- What you are asked to do:
Copy each line below without leaving any out.

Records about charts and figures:
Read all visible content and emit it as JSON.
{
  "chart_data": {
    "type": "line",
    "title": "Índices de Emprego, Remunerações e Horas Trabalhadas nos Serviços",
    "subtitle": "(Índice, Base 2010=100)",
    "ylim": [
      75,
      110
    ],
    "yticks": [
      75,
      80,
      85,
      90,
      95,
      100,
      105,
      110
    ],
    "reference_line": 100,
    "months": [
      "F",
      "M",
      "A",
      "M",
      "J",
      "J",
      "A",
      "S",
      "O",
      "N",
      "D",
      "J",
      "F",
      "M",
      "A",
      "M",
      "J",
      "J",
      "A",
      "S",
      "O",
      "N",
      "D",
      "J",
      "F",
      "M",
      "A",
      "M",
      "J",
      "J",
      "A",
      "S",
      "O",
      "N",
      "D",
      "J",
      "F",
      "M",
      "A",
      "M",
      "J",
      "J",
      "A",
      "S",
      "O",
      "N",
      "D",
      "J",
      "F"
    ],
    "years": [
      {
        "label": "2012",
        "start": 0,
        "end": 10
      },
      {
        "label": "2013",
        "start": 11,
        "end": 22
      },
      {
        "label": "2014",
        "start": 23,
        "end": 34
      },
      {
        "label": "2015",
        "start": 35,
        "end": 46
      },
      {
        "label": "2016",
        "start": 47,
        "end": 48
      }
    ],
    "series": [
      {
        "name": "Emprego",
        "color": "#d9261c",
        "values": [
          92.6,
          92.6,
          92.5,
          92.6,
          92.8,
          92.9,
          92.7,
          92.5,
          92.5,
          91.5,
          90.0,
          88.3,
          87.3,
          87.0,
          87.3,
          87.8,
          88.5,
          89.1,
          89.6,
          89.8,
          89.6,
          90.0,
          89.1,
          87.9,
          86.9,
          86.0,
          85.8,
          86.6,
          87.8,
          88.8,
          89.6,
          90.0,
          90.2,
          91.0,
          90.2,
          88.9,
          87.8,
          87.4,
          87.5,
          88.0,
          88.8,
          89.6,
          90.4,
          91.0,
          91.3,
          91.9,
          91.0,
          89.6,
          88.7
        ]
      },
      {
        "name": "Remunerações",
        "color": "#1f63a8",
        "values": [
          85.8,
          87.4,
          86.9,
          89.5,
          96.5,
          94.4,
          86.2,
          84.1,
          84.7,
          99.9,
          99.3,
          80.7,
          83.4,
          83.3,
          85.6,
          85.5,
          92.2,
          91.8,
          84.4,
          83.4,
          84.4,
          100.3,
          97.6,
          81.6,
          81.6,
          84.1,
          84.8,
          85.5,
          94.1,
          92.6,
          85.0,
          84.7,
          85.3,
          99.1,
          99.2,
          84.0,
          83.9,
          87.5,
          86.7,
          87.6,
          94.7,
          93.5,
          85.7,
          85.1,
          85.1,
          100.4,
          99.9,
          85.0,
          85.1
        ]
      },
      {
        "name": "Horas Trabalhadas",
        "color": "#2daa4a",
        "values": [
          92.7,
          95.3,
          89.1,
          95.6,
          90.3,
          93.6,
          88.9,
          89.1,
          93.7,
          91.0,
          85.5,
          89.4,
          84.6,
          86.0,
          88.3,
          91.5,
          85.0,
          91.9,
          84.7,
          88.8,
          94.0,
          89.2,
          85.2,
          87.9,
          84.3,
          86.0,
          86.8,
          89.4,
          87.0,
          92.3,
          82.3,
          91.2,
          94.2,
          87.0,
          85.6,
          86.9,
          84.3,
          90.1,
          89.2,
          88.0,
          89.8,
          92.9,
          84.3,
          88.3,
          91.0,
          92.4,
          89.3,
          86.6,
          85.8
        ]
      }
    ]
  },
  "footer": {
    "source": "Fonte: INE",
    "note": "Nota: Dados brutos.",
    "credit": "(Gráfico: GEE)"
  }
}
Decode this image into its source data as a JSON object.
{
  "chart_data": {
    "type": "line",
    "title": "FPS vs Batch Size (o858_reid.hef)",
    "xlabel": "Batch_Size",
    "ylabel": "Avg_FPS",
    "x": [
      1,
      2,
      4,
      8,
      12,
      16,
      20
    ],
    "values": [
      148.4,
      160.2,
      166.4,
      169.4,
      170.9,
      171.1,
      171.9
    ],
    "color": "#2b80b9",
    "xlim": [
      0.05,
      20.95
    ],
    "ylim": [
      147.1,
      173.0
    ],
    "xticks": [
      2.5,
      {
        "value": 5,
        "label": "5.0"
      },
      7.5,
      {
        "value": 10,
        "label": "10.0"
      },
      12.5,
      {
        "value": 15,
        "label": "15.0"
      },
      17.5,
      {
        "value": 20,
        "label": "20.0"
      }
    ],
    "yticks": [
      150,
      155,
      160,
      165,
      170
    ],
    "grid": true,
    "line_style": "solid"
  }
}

- Response to the task:
Read all visible content and emit it as JSON.
{
  "chart_data": {
    "type": "line",
    "title": "Índices de Emprego, Remunerações e Horas Trabalhadas nos Serviços",
    "subtitle": "(Índice, Base 2010=100)",
    "ylim": [
      75,
      110
    ],
    "yticks": [
      75,
      80,
      85,
      90,
      95,
      100,
      105,
      110
    ],
    "reference_line": 100,
    "months": [
      "F",
      "M",
      "A",
      "M",
      "J",
      "J",
      "A",
      "S",
      "O",
      "N",
      "D",
      "J",
      "F",
      "M",
      "A",
      "M",
      "J",
      "J",
      "A",
      "S",
      "O",
      "N",
      "D",
      "J",
      "F",
      "M",
      "A",
      "M",
      "J",
      "J",
      "A",
      "S",
      "O",
      "N",
      "D",
      "J",
      "F",
      "M",
      "A",
      "M",
      "J",
      "J",
      "A",
      "S",
      "O",
      "N",
      "D",
      "J",
      "F"
    ],
    "years": [
      {
        "label": "2012",
        "start": 0,
        "end": 10
      },
      {
        "label": "2013",
        "start": 11,
        "end": 22
      },
      {
        "label": "2014",
        "start": 23,
        "end": 34
      },
      {
        "label": "2015",
        "start": 35,
        "end": 46
      },
      {
        "label": "2016",
        "start": 47,
        "end": 48
      }
    ],
    "series": [
      {
        "name": "Emprego",
        "color": "#d9261c",
        "values": [
          92.6,
          92.6,
          92.5,
          92.6,
          92.8,
          92.9,
          92.7,
          92.5,
          92.5,
          91.5,
          90.0,
          88.3,
          87.3,
          87.0,
          87.3,
          87.8,
          88.5,
          89.1,
          89.6,
          89.8,
          89.6,
          90.0,
          89.1,
          87.9,
          86.9,
          86.0,
          85.8,
          86.6,
          87.8,
          88.8,
          89.6,
          90.0,
          90.2,
          91.0,
          90.2,
          88.9,
          87.8,
          87.4,
          87.5,
          88.0,
          88.8,
          89.6,
          90.4,
          91.0,
          91.3,
          91.9,
          91.0,
          89.6,
          88.7
        ]
      },
      {
        "name": "Remunerações",
        "color": "#1f63a8",
        "values": [
          85.8,
          87.4,
          86.9,
          89.5,
          96.5,
          94.4,
          86.2,
          84.1,
          84.7,
          99.9,
          99.3,
          80.7,
          83.4,
          83.3,
          85.6,
          85.5,
          92.2,
          91.8,
          84.4,
          83.4,
          84.4,
          100.3,
          97.6,
          81.6,
          81.6,
          84.1,
          84.8,
          85.5,
          94.1,
          92.6,
          85.0,
          84.7,
          85.3,
          99.1,
          99.2,
          84.0,
          83.9,
          87.5,
          86.7,
          87.6,
          94.7,
          93.5,
          85.7,
          85.1,
          85.1,
          100.4,
          99.9,
          85.0,
          85.1
        ]
      },
      {
        "name": "Horas Trabalhadas",
        "color": "#2daa4a",
        "values": [
          92.7,
          95.3,
          89.1,
          95.6,
          90.3,
          93.6,
          88.9,
          89.1,
          93.7,
          91.0,
          85.5,
          89.4,
          84.6,
          86.0,
          88.3,
          91.5,
          85.0,
          91.9,
          84.7,
          88.8,
          94.0,
          89.2,
          85.2,
          87.9,
          84.3,
          86.0,
          86.8,
          89.4,
          87.0,
          92.3,
          82.3,
          91.2,
          94.2,
          87.0,
          85.6,
          86.9,
          84.3,
          90.1,
          89.2,
          88.0,
          89.8,
          92.9,
          84.3,
          88.3,
          91.0,
          92.4,
          89.3,
          86.6,
          85.8
        ]
      }
    ]
  },
  "footer": {
    "source": "Fonte: INE",
    "note": "Nota: Dados brutos.",
    "credit": "(Gráfico: GEE)"
  }
}
Decode this image into its source data as a JSON object.
{
  "chart_data": {
    "type": "line",
    "title": "FPS vs Batch Size (o858_reid.hef)",
    "xlabel": "Batch_Size",
    "ylabel": "Avg_FPS",
    "x": [
      1,
      2,
      4,
      8,
      12,
      16,
      20
    ],
    "values": [
      148.4,
      160.2,
      166.4,
      169.4,
      170.9,
      171.1,
      171.9
    ],
    "color": "#2b80b9",
    "xlim": [
      0.05,
      20.95
    ],
    "ylim": [
      147.1,
      173.0
    ],
    "xticks": [
      2.5,
      {
        "value": 5,
        "label": "5.0"
      },
      7.5,
      {
        "value": 10,
        "label": "10.0"
      },
      12.5,
      {
        "value": 15,
        "label": "15.0"
      },
      17.5,
      {
        "value": 20,
        "label": "20.0"
      }
    ],
    "yticks": [
      150,
      155,
      160,
      165,
      170
    ],
    "grid": true,
    "line_style": "solid"
  }
}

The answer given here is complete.